## Given task:
Print the records below word for word, but leave out the pictures.

--- Start Material for this task ---

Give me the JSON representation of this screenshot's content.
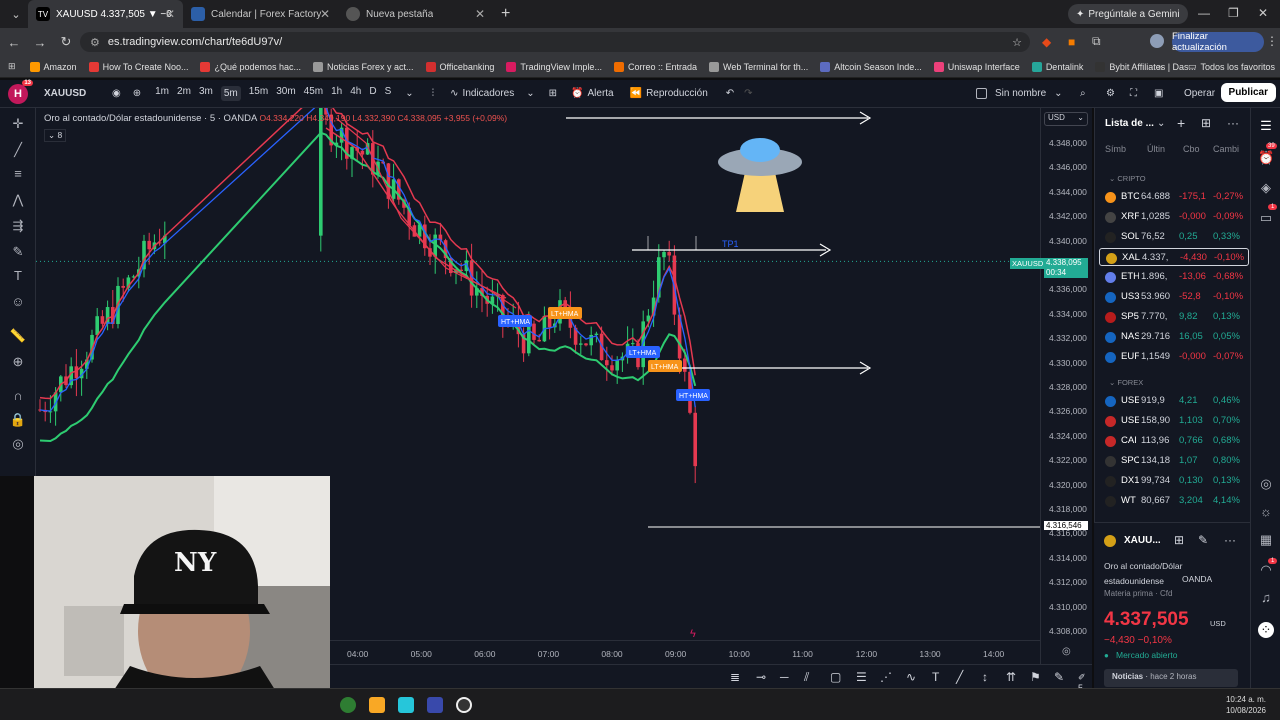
{
  "browser": {
    "tabs": [
      {
        "label": "XAUUSD 4.337,505 ▼ −0.1% Si",
        "active": true,
        "color": "#fff"
      },
      {
        "label": "Calendar | Forex Factory",
        "active": false,
        "color": "#2c5fa8"
      },
      {
        "label": "Nueva pestaña",
        "active": false,
        "color": "#777"
      }
    ],
    "new_tab": "+",
    "gemini": "Pregúntale a Gemini",
    "url": "es.tradingview.com/chart/te6dU97v/",
    "update_btn": "Finalizar actualización",
    "bookmarks": [
      {
        "label": "Amazon",
        "color": "#ff9900"
      },
      {
        "label": "How To Create Noo...",
        "color": "#e53935"
      },
      {
        "label": "¿Qué podemos hac...",
        "color": "#e53935"
      },
      {
        "label": "Noticias Forex y act...",
        "color": "#999"
      },
      {
        "label": "Officebanking",
        "color": "#d32f2f"
      },
      {
        "label": "TradingView Imple...",
        "color": "#d81b60"
      },
      {
        "label": "Correo :: Entrada",
        "color": "#ef6c00"
      },
      {
        "label": "Web Terminal for th...",
        "color": "#999"
      },
      {
        "label": "Altcoin Season Inde...",
        "color": "#5c6bc0"
      },
      {
        "label": "Uniswap Interface",
        "color": "#ec407a"
      },
      {
        "label": "Dentalink",
        "color": "#26a69a"
      },
      {
        "label": "Bybit Affiliates | Das...",
        "color": "#333"
      }
    ],
    "all_bookmarks": "Todos los favoritos"
  },
  "tv": {
    "logo": "H",
    "logo_badge": "13",
    "symbol": "XAUUSD",
    "timeframes": [
      "1m",
      "2m",
      "3m",
      "5m",
      "15m",
      "30m",
      "45m",
      "1h",
      "4h",
      "D",
      "S"
    ],
    "selected_tf": "5m",
    "indicators": "Indicadores",
    "alert": "Alerta",
    "replay": "Reproducción",
    "layout_name": "Sin nombre",
    "operate": "Operar",
    "publish": "Publicar"
  },
  "chart": {
    "legend_title": "Oro al contado/Dólar estadounidense · 5 · OANDA",
    "ohlc": "O4.334,220 H4.340,190 L4.332,390 C4.338,095 +3,955 (+0,09%)",
    "indicator_count": "8",
    "currency": "USD",
    "price_labels": [
      "4.348,000",
      "4.346,000",
      "4.344,000",
      "4.342,000",
      "4.340,000",
      "4.338,000",
      "4.336,000",
      "4.334,000",
      "4.332,000",
      "4.330,000",
      "4.328,000",
      "4.326,000",
      "4.324,000",
      "4.322,000",
      "4.320,000",
      "4.318,000",
      "4.316,000",
      "4.314,000",
      "4.312,000",
      "4.310,000",
      "4.308,000"
    ],
    "current_price": "4.338,095",
    "countdown": "00:34",
    "symbol_tag": "XAUUSD",
    "low_line_price": "4.316,546",
    "time_labels": [
      "04:00",
      "05:00",
      "06:00",
      "07:00",
      "08:00",
      "09:00",
      "10:00",
      "11:00",
      "12:00",
      "13:00",
      "14:00"
    ],
    "tp_label": "TP1",
    "labels": [
      {
        "text": "HT+HMA",
        "color": "#2962ff"
      },
      {
        "text": "LT+HMA",
        "color": "#f7931a"
      },
      {
        "text": "LT+HMA",
        "color": "#2962ff"
      },
      {
        "text": "LT+HMA",
        "color": "#f7931a"
      },
      {
        "text": "HT+HMA",
        "color": "#2962ff"
      }
    ]
  },
  "watchlist": {
    "title": "Lista de ...",
    "cols": [
      "Símb",
      "Últin",
      "Cbo",
      "Cambi"
    ],
    "sections": {
      "crypto": "CRIPTO",
      "forex": "FOREX"
    },
    "rows": [
      {
        "sym": "BTC",
        "last": "64.688",
        "chg": "-175,1",
        "pct": "-0,27%",
        "neg": true,
        "icon": "#f7931a"
      },
      {
        "sym": "XRF",
        "last": "1,0285",
        "chg": "-0,000",
        "pct": "-0,09%",
        "neg": true,
        "icon": "#444"
      },
      {
        "sym": "SOL",
        "last": "76,52",
        "chg": "0,25",
        "pct": "0,33%",
        "neg": false,
        "icon": "#222"
      },
      {
        "sym": "XAL",
        "last": "4.337,",
        "chg": "-4,430",
        "pct": "-0,10%",
        "neg": true,
        "icon": "#d4a017",
        "selected": true
      },
      {
        "sym": "ETH",
        "last": "1.896,",
        "chg": "-13,06",
        "pct": "-0,68%",
        "neg": true,
        "icon": "#627eea"
      },
      {
        "sym": "US3",
        "last": "53.960",
        "chg": "-52,8",
        "pct": "-0,10%",
        "neg": true,
        "icon": "#1565c0"
      },
      {
        "sym": "SP5",
        "last": "7.770,",
        "chg": "9,82",
        "pct": "0,13%",
        "neg": false,
        "icon": "#b71c1c"
      },
      {
        "sym": "NAS",
        "last": "29.716",
        "chg": "16,05",
        "pct": "0,05%",
        "neg": false,
        "icon": "#1565c0"
      },
      {
        "sym": "EUF",
        "last": "1,1549",
        "chg": "-0,000",
        "pct": "-0,07%",
        "neg": true,
        "icon": "#1565c0"
      },
      {
        "sym": "USE",
        "last": "919,9",
        "chg": "4,21",
        "pct": "0,46%",
        "neg": false,
        "icon": "#1565c0"
      },
      {
        "sym": "USE",
        "last": "158,90",
        "chg": "1,103",
        "pct": "0,70%",
        "neg": false,
        "icon": "#c62828"
      },
      {
        "sym": "CAI",
        "last": "113,96",
        "chg": "0,766",
        "pct": "0,68%",
        "neg": false,
        "icon": "#c62828"
      },
      {
        "sym": "SPC",
        "last": "134,18",
        "chg": "1,07",
        "pct": "0,80%",
        "neg": false,
        "icon": "#333"
      },
      {
        "sym": "DX1",
        "last": "99,734",
        "chg": "0,130",
        "pct": "0,13%",
        "neg": false,
        "icon": "#222"
      },
      {
        "sym": "WT",
        "last": "80,667",
        "chg": "3,204",
        "pct": "4,14%",
        "neg": false,
        "icon": "#222"
      }
    ]
  },
  "details": {
    "sym": "XAUU...",
    "name": "Oro al contado/Dólar estadounidense",
    "exchange": "OANDA",
    "category": "Materia prima · Cfd",
    "price": "4.337,505",
    "currency": "USD",
    "change": "−4,430 −0,10%",
    "status": "Mercado abierto",
    "news": "Noticias",
    "news_time": "hace 2 horas"
  },
  "taskbar": {
    "time": "10:24 a. m.",
    "date": "10/08/2026"
  },
  "badges": {
    "alerts": "39",
    "chat": "1",
    "bell": "1"
  },
  "drawbar_count": "5"
}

--- End Material for this task ---

## Reply to the task:
Give me the JSON representation of this screenshot's content.
{
  "browser": {
    "tabs": [
      {
        "label": "XAUUSD 4.337,505 ▼ −0.1% Si",
        "active": true,
        "color": "#fff"
      },
      {
        "label": "Calendar | Forex Factory",
        "active": false,
        "color": "#2c5fa8"
      },
      {
        "label": "Nueva pestaña",
        "active": false,
        "color": "#777"
      }
    ],
    "new_tab": "+",
    "gemini": "Pregúntale a Gemini",
    "url": "es.tradingview.com/chart/te6dU97v/",
    "update_btn": "Finalizar actualización",
    "bookmarks": [
      {
        "label": "Amazon",
        "color": "#ff9900"
      },
      {
        "label": "How To Create Noo...",
        "color": "#e53935"
      },
      {
        "label": "¿Qué podemos hac...",
        "color": "#e53935"
      },
      {
        "label": "Noticias Forex y act...",
        "color": "#999"
      },
      {
        "label": "Officebanking",
        "color": "#d32f2f"
      },
      {
        "label": "TradingView Imple...",
        "color": "#d81b60"
      },
      {
        "label": "Correo :: Entrada",
        "color": "#ef6c00"
      },
      {
        "label": "Web Terminal for th...",
        "color": "#999"
      },
      {
        "label": "Altcoin Season Inde...",
        "color": "#5c6bc0"
      },
      {
        "label": "Uniswap Interface",
        "color": "#ec407a"
      },
      {
        "label": "Dentalink",
        "color": "#26a69a"
      },
      {
        "label": "Bybit Affiliates | Das...",
        "color": "#333"
      }
    ],
    "all_bookmarks": "Todos los favoritos"
  },
  "tv": {
    "logo": "H",
    "logo_badge": "13",
    "symbol": "XAUUSD",
    "timeframes": [
      "1m",
      "2m",
      "3m",
      "5m",
      "15m",
      "30m",
      "45m",
      "1h",
      "4h",
      "D",
      "S"
    ],
    "selected_tf": "5m",
    "indicators": "Indicadores",
    "alert": "Alerta",
    "replay": "Reproducción",
    "layout_name": "Sin nombre",
    "operate": "Operar",
    "publish": "Publicar"
  },
  "chart": {
    "legend_title": "Oro al contado/Dólar estadounidense · 5 · OANDA",
    "ohlc": "O4.334,220 H4.340,190 L4.332,390 C4.338,095 +3,955 (+0,09%)",
    "indicator_count": "8",
    "currency": "USD",
    "price_labels": [
      "4.348,000",
      "4.346,000",
      "4.344,000",
      "4.342,000",
      "4.340,000",
      "4.338,000",
      "4.336,000",
      "4.334,000",
      "4.332,000",
      "4.330,000",
      "4.328,000",
      "4.326,000",
      "4.324,000",
      "4.322,000",
      "4.320,000",
      "4.318,000",
      "4.316,000",
      "4.314,000",
      "4.312,000",
      "4.310,000",
      "4.308,000"
    ],
    "current_price": "4.338,095",
    "countdown": "00:34",
    "symbol_tag": "XAUUSD",
    "low_line_price": "4.316,546",
    "time_labels": [
      "04:00",
      "05:00",
      "06:00",
      "07:00",
      "08:00",
      "09:00",
      "10:00",
      "11:00",
      "12:00",
      "13:00",
      "14:00"
    ],
    "tp_label": "TP1",
    "labels": [
      {
        "text": "HT+HMA",
        "color": "#2962ff"
      },
      {
        "text": "LT+HMA",
        "color": "#f7931a"
      },
      {
        "text": "LT+HMA",
        "color": "#2962ff"
      },
      {
        "text": "LT+HMA",
        "color": "#f7931a"
      },
      {
        "text": "HT+HMA",
        "color": "#2962ff"
      }
    ]
  },
  "watchlist": {
    "title": "Lista de ...",
    "cols": [
      "Símb",
      "Últin",
      "Cbo",
      "Cambi"
    ],
    "sections": {
      "crypto": "CRIPTO",
      "forex": "FOREX"
    },
    "rows": [
      {
        "sym": "BTC",
        "last": "64.688",
        "chg": "-175,1",
        "pct": "-0,27%",
        "neg": true,
        "icon": "#f7931a"
      },
      {
        "sym": "XRF",
        "last": "1,0285",
        "chg": "-0,000",
        "pct": "-0,09%",
        "neg": true,
        "icon": "#444"
      },
      {
        "sym": "SOL",
        "last": "76,52",
        "chg": "0,25",
        "pct": "0,33%",
        "neg": false,
        "icon": "#222"
      },
      {
        "sym": "XAL",
        "last": "4.337,",
        "chg": "-4,430",
        "pct": "-0,10%",
        "neg": true,
        "icon": "#d4a017",
        "selected": true
      },
      {
        "sym": "ETH",
        "last": "1.896,",
        "chg": "-13,06",
        "pct": "-0,68%",
        "neg": true,
        "icon": "#627eea"
      },
      {
        "sym": "US3",
        "last": "53.960",
        "chg": "-52,8",
        "pct": "-0,10%",
        "neg": true,
        "icon": "#1565c0"
      },
      {
        "sym": "SP5",
        "last": "7.770,",
        "chg": "9,82",
        "pct": "0,13%",
        "neg": false,
        "icon": "#b71c1c"
      },
      {
        "sym": "NAS",
        "last": "29.716",
        "chg": "16,05",
        "pct": "0,05%",
        "neg": false,
        "icon": "#1565c0"
      },
      {
        "sym": "EUF",
        "last": "1,1549",
        "chg": "-0,000",
        "pct": "-0,07%",
        "neg": true,
        "icon": "#1565c0"
      },
      {
        "sym": "USE",
        "last": "919,9",
        "chg": "4,21",
        "pct": "0,46%",
        "neg": false,
        "icon": "#1565c0"
      },
      {
        "sym": "USE",
        "last": "158,90",
        "chg": "1,103",
        "pct": "0,70%",
        "neg": false,
        "icon": "#c62828"
      },
      {
        "sym": "CAI",
        "last": "113,96",
        "chg": "0,766",
        "pct": "0,68%",
        "neg": false,
        "icon": "#c62828"
      },
      {
        "sym": "SPC",
        "last": "134,18",
        "chg": "1,07",
        "pct": "0,80%",
        "neg": false,
        "icon": "#333"
      },
      {
        "sym": "DX1",
        "last": "99,734",
        "chg": "0,130",
        "pct": "0,13%",
        "neg": false,
        "icon": "#222"
      },
      {
        "sym": "WT",
        "last": "80,667",
        "chg": "3,204",
        "pct": "4,14%",
        "neg": false,
        "icon": "#222"
      }
    ]
  },
  "details": {
    "sym": "XAUU...",
    "name": "Oro al contado/Dólar estadounidense",
    "exchange": "OANDA",
    "category": "Materia prima · Cfd",
    "price": "4.337,505",
    "currency": "USD",
    "change": "−4,430 −0,10%",
    "status": "Mercado abierto",
    "news": "Noticias",
    "news_time": "hace 2 horas"
  },
  "taskbar": {
    "time": "10:24 a. m.",
    "date": "10/08/2026"
  },
  "badges": {
    "alerts": "39",
    "chat": "1",
    "bell": "1"
  },
  "drawbar_count": "5"
}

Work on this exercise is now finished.